▼

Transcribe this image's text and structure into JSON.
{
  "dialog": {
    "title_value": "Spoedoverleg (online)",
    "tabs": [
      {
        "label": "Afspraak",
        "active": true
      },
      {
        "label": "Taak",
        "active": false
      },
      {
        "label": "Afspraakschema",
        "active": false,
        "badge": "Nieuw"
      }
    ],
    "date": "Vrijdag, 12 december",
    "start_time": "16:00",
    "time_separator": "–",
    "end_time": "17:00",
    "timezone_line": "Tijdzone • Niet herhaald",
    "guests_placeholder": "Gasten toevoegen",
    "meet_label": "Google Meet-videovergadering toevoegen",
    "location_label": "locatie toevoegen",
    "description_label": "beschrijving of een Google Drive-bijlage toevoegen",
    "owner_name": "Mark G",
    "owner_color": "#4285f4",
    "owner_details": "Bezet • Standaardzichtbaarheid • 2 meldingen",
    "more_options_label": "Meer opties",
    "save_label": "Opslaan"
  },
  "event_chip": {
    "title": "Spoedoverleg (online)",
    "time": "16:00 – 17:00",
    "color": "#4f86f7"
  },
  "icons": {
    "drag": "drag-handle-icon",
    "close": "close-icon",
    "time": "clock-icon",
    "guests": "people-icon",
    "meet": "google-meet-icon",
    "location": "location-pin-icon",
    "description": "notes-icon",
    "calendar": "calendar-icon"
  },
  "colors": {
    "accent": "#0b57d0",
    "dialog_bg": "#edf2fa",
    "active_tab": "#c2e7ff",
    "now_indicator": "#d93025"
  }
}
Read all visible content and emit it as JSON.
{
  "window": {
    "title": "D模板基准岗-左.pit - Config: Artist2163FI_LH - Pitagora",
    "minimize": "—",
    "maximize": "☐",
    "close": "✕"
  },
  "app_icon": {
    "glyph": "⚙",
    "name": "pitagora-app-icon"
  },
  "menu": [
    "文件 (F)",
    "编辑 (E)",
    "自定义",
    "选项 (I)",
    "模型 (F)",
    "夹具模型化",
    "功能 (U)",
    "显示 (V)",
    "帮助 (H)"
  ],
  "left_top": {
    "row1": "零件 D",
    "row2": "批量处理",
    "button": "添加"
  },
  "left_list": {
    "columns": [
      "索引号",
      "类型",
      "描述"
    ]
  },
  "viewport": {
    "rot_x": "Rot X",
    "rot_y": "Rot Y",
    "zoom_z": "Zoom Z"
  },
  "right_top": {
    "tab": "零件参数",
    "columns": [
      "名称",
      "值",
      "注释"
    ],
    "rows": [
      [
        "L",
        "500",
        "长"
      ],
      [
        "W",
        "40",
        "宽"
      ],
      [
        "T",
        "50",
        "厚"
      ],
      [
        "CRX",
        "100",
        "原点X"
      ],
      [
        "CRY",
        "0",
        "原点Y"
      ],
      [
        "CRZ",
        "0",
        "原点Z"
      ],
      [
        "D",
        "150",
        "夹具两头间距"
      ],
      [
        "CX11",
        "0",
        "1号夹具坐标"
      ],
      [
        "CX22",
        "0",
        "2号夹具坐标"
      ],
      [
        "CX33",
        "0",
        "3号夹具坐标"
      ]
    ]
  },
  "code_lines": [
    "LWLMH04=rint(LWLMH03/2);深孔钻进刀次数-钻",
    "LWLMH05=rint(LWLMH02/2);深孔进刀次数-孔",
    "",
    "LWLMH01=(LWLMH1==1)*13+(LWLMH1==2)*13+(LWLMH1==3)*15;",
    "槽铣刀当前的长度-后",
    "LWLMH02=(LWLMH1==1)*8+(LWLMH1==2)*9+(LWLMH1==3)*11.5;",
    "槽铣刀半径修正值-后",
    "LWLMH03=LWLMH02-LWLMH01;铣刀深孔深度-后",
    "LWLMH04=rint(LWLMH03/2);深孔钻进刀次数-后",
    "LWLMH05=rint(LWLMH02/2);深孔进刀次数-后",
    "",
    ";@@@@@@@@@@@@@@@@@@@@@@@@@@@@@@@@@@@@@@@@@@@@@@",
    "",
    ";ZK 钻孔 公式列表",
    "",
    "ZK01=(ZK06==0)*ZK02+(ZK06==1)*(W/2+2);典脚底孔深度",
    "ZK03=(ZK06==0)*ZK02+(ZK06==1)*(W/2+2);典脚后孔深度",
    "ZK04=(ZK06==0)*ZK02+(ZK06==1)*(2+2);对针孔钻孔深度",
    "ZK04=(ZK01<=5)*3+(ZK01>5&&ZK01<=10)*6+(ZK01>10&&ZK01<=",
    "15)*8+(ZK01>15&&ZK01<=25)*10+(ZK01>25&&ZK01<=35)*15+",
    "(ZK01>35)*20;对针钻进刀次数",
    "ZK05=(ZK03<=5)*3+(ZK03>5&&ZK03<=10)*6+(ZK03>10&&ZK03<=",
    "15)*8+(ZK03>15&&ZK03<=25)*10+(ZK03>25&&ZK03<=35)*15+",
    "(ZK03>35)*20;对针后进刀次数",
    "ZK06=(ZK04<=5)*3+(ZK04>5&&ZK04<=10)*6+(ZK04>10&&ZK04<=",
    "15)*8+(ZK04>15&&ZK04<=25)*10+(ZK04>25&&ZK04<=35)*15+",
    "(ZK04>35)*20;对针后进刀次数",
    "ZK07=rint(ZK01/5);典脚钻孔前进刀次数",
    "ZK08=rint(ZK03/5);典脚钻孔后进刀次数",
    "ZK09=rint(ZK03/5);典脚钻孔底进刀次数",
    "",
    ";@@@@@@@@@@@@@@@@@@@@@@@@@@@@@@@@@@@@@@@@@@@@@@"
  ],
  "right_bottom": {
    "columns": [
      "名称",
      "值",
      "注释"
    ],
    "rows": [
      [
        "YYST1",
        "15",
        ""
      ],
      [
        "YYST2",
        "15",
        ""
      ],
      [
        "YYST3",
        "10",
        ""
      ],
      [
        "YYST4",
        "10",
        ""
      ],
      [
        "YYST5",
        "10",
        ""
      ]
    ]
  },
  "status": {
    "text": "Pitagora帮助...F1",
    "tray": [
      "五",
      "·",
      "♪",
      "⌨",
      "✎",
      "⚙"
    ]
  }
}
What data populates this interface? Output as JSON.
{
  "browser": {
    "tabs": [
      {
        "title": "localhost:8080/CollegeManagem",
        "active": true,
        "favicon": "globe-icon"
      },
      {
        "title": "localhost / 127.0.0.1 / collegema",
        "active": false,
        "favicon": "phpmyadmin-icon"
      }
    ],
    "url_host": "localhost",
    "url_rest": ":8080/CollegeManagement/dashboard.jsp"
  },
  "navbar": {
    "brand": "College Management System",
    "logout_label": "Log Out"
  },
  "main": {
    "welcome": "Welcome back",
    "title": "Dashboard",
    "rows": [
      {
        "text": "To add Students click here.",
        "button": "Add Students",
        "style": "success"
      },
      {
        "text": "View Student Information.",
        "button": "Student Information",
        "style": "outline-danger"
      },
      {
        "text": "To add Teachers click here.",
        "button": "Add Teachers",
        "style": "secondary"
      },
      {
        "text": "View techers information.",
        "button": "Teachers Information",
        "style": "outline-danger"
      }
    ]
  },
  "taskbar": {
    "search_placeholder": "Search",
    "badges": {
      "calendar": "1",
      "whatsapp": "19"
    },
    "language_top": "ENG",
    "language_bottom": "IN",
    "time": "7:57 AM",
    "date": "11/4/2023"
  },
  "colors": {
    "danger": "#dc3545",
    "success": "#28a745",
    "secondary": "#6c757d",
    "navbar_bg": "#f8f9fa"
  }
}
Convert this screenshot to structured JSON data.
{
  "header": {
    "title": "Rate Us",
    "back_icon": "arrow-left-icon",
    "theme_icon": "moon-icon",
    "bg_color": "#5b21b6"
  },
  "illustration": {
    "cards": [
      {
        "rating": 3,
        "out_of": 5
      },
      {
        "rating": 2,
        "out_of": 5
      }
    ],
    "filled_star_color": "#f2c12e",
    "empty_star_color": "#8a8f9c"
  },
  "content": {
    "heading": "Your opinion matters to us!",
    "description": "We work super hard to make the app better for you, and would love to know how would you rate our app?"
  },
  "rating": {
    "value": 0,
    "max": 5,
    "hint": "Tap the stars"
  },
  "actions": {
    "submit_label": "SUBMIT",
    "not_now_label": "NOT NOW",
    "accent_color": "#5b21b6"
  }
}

▲

▶ REQUIREMENT: Copy, from the material, each line that holds the string "深孔进刀次数".

▶ CORRECT ANSWER:
    "LWLMH05=rint(LWLMH02/2);深孔进刀次数-孔",
    "LWLMH05=rint(LWLMH02/2);深孔进刀次数-后",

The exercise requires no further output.